▶ **Supplied data**

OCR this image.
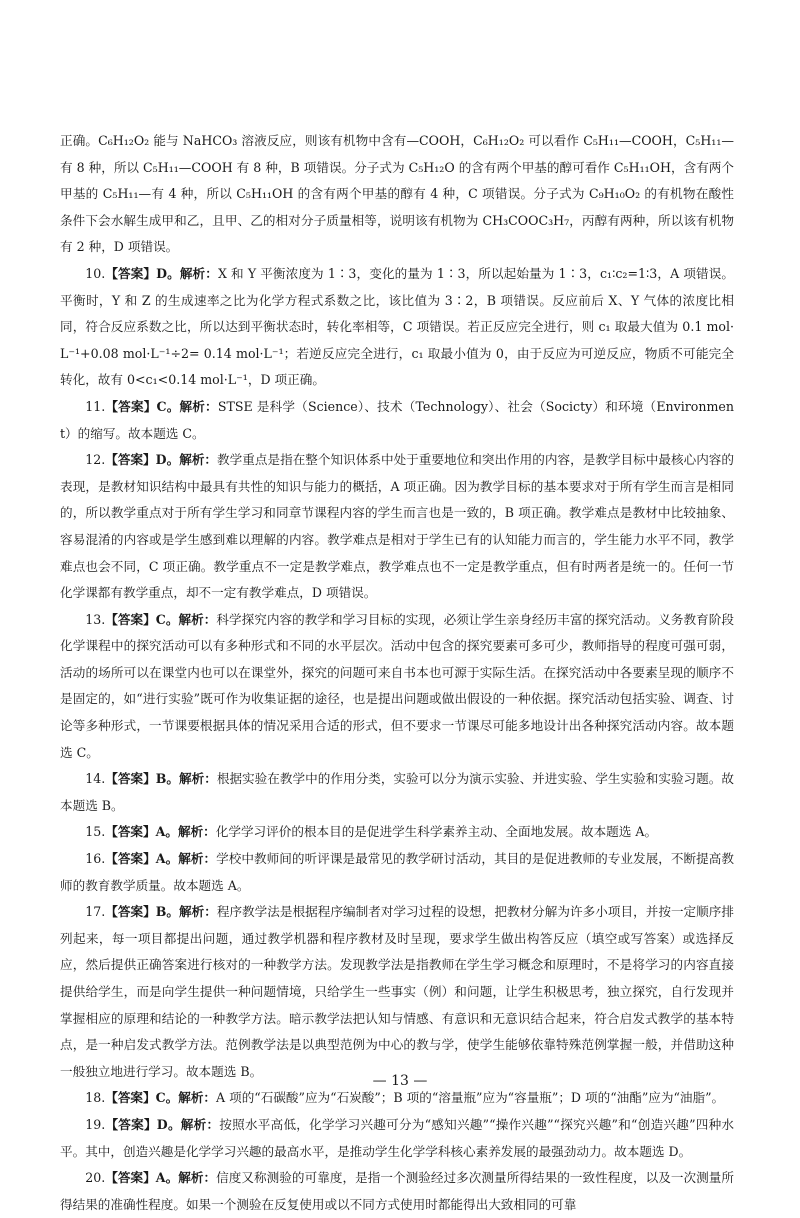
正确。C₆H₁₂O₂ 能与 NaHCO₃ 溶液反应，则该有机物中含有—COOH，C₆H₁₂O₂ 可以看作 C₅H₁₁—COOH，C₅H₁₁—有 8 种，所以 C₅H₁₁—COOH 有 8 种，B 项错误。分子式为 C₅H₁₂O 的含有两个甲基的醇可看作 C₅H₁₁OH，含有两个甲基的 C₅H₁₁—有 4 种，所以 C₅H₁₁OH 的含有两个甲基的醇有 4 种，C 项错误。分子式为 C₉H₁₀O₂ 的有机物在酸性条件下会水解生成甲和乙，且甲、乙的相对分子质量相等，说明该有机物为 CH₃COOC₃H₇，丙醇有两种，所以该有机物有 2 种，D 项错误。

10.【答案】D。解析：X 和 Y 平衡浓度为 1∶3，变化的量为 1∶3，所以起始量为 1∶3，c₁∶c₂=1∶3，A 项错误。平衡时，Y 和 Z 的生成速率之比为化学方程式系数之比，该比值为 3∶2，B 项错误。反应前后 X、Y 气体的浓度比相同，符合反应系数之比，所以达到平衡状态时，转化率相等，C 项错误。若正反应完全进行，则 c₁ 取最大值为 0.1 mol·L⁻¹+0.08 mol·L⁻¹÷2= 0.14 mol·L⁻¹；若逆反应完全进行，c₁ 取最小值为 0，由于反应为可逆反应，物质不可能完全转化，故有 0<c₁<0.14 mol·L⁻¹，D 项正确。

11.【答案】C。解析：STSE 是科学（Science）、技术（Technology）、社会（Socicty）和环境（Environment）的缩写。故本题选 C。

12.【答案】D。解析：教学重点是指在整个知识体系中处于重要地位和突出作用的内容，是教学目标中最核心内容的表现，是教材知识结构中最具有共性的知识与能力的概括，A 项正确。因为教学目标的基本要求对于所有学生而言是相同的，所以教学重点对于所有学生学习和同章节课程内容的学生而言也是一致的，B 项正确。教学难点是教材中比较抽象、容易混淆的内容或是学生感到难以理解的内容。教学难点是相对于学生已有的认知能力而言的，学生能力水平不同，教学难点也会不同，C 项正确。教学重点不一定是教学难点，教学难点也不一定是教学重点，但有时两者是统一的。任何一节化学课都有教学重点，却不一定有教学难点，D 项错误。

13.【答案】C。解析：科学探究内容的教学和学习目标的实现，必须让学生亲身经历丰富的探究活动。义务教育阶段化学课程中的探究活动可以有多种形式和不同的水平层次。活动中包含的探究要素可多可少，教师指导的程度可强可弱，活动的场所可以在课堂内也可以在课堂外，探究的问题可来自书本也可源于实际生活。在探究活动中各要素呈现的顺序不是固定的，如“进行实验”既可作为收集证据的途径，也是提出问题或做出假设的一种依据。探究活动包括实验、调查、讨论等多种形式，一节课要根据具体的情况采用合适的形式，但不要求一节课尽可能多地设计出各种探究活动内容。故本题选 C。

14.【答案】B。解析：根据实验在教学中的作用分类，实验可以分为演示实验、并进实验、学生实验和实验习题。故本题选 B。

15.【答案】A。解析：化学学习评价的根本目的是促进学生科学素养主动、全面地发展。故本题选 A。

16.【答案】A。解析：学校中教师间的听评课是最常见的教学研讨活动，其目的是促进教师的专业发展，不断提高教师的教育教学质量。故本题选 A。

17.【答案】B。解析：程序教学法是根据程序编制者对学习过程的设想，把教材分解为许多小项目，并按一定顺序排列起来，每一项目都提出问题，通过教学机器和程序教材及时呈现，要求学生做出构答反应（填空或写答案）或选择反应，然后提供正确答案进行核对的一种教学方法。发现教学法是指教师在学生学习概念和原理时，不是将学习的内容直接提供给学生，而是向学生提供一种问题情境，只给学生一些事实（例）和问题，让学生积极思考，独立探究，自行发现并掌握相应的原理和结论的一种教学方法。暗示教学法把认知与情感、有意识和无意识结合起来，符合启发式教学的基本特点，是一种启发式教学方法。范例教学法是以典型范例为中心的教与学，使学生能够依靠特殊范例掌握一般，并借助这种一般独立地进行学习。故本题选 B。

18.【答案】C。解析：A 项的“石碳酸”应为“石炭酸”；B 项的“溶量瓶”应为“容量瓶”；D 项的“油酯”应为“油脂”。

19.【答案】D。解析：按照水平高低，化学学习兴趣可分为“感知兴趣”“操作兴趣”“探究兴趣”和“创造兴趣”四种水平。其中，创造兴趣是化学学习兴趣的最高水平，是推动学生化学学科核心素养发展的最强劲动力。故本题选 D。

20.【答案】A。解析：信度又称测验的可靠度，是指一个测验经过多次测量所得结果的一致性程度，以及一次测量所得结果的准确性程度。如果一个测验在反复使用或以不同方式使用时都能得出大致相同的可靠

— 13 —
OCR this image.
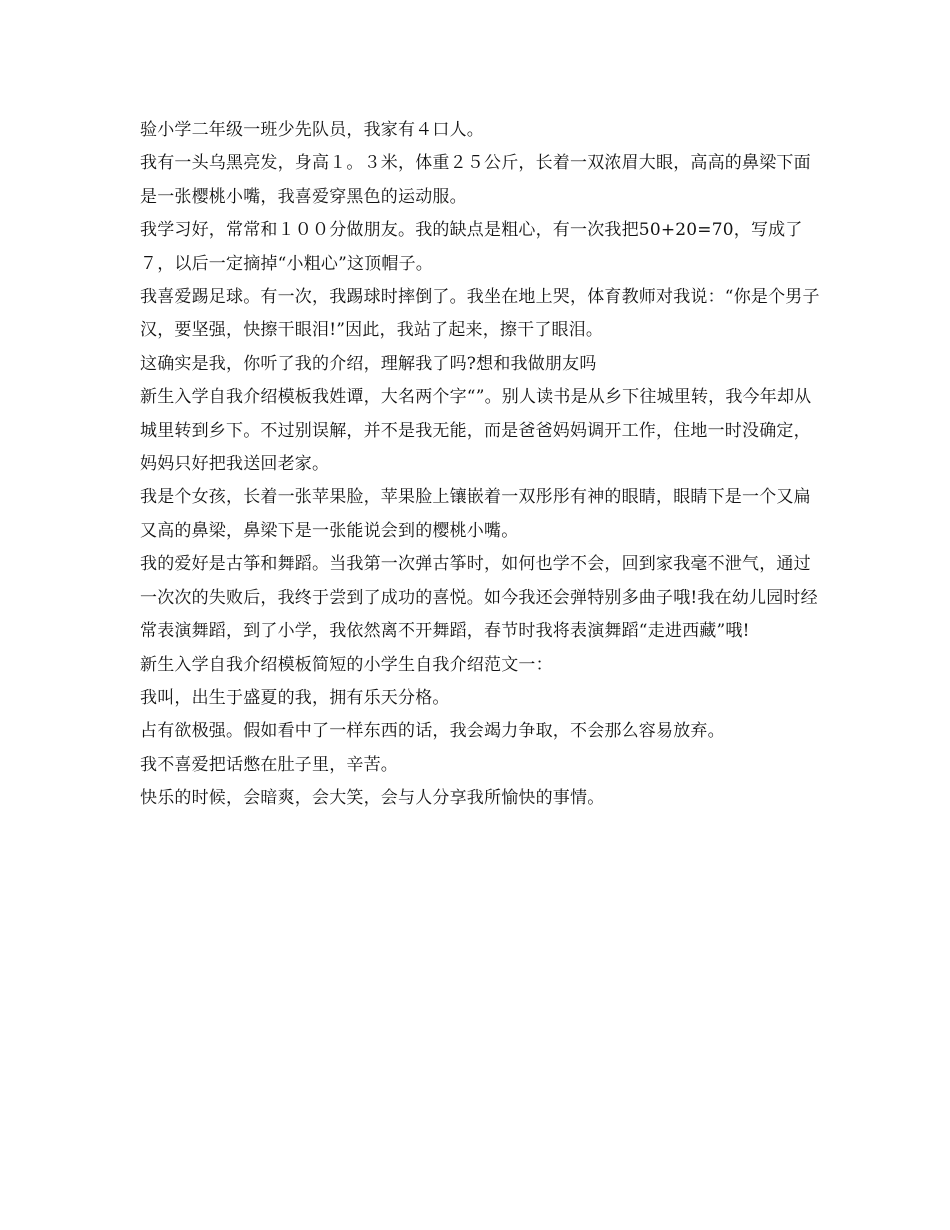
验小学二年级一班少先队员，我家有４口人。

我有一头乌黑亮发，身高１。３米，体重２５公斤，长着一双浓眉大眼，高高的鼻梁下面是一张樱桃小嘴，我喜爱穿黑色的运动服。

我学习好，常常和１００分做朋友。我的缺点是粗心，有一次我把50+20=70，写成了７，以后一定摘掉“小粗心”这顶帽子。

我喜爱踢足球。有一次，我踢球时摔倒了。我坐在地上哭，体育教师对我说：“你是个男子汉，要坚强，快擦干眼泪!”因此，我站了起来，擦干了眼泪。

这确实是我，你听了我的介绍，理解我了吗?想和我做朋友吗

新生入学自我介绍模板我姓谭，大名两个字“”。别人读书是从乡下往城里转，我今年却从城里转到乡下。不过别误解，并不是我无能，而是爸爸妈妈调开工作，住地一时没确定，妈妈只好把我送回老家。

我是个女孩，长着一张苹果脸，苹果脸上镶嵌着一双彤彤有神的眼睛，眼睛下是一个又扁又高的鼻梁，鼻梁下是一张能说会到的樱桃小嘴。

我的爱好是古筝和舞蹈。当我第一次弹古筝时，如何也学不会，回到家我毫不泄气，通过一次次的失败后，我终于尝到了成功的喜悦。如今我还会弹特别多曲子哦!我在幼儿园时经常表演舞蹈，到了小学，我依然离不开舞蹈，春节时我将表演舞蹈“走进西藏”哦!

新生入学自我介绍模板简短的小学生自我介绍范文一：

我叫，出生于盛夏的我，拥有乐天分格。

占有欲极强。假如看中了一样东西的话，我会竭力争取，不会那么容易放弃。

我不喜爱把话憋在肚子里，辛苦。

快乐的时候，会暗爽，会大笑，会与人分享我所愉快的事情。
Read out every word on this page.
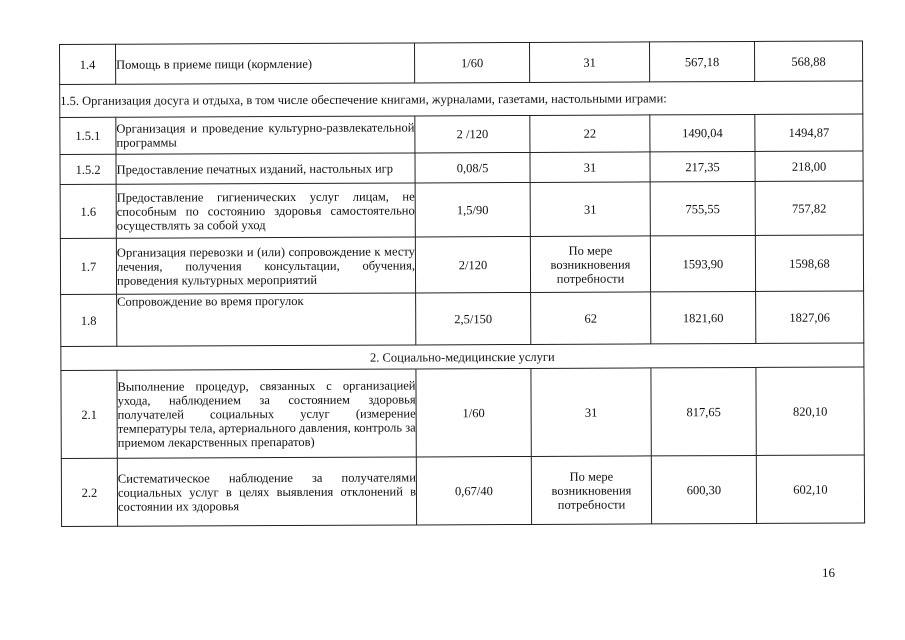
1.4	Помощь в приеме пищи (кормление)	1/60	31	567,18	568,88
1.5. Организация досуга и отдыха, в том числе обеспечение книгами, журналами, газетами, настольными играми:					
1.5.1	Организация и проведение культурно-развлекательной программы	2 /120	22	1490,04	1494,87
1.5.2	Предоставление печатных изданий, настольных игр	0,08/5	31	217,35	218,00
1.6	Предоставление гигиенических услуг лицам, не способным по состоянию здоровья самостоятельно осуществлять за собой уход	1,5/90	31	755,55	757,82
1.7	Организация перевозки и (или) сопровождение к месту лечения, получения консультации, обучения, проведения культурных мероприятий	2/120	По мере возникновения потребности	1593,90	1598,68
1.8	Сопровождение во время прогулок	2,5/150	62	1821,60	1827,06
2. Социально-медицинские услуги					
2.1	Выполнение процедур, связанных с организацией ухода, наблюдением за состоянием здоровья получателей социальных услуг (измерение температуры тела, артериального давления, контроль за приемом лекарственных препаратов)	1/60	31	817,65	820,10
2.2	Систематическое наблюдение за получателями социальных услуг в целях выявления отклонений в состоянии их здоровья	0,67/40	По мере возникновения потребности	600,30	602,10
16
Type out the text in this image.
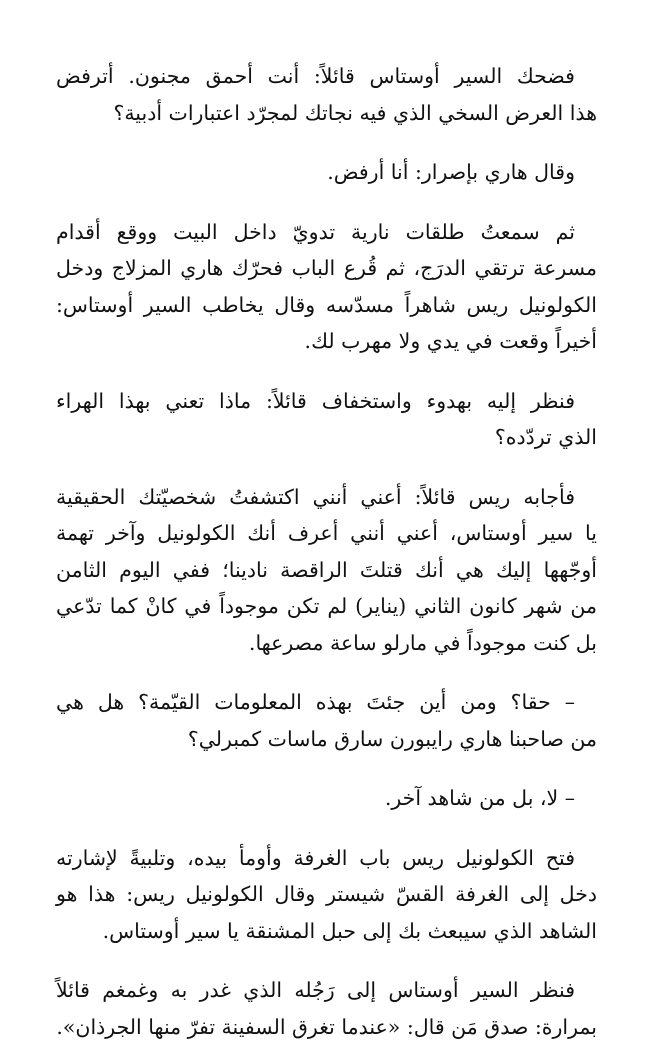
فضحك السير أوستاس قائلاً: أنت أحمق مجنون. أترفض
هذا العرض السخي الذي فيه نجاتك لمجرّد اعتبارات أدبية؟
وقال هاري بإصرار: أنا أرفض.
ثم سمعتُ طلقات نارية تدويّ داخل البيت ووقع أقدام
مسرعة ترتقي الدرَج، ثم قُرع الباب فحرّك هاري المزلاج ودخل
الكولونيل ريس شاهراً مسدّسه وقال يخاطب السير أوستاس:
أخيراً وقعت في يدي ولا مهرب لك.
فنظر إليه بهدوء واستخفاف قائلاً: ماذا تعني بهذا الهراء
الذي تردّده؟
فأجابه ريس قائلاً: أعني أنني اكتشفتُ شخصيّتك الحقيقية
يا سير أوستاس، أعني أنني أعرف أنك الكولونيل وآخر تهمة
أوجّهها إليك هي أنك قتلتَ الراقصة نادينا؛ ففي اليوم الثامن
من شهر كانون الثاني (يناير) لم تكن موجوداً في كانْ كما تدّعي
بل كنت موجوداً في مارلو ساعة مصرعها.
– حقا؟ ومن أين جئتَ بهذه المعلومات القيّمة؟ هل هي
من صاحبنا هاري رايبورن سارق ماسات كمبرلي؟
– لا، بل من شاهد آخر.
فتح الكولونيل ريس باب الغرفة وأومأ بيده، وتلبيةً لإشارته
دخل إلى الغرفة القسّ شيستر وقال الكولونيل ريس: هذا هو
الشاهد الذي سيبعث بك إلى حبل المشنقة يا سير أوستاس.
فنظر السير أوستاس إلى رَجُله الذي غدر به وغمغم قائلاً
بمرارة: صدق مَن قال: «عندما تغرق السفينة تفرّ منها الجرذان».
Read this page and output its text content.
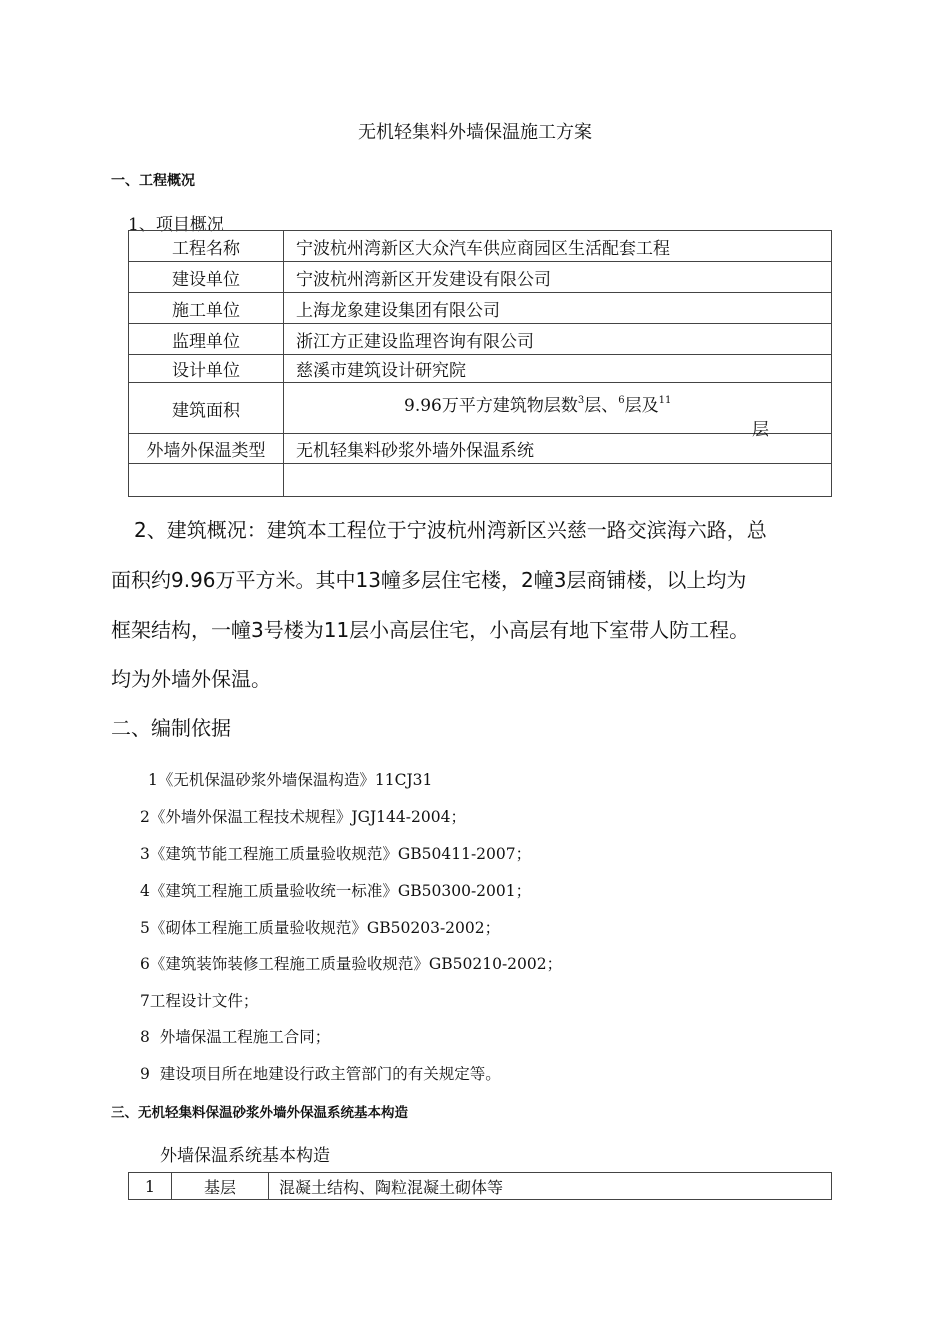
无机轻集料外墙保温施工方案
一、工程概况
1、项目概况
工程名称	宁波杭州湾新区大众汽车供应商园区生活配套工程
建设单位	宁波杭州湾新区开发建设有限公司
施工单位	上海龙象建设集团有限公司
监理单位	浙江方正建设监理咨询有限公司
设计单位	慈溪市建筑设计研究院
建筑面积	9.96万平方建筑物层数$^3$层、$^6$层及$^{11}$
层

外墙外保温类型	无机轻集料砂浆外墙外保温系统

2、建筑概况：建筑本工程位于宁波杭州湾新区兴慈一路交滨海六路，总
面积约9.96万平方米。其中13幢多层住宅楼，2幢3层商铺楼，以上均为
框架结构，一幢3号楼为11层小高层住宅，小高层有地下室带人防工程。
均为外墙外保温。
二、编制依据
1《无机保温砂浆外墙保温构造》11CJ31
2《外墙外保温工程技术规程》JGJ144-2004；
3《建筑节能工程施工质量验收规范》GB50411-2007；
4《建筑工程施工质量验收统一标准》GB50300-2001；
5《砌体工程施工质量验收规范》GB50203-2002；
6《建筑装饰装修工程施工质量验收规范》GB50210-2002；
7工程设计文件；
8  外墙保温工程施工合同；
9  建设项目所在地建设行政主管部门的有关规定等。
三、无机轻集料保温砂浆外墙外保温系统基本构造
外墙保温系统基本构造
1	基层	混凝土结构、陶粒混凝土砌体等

▶ **Exercise objective**
In the entries above, count each line with "Предоставление"; reply with the total only.

▶ **Full solution**
2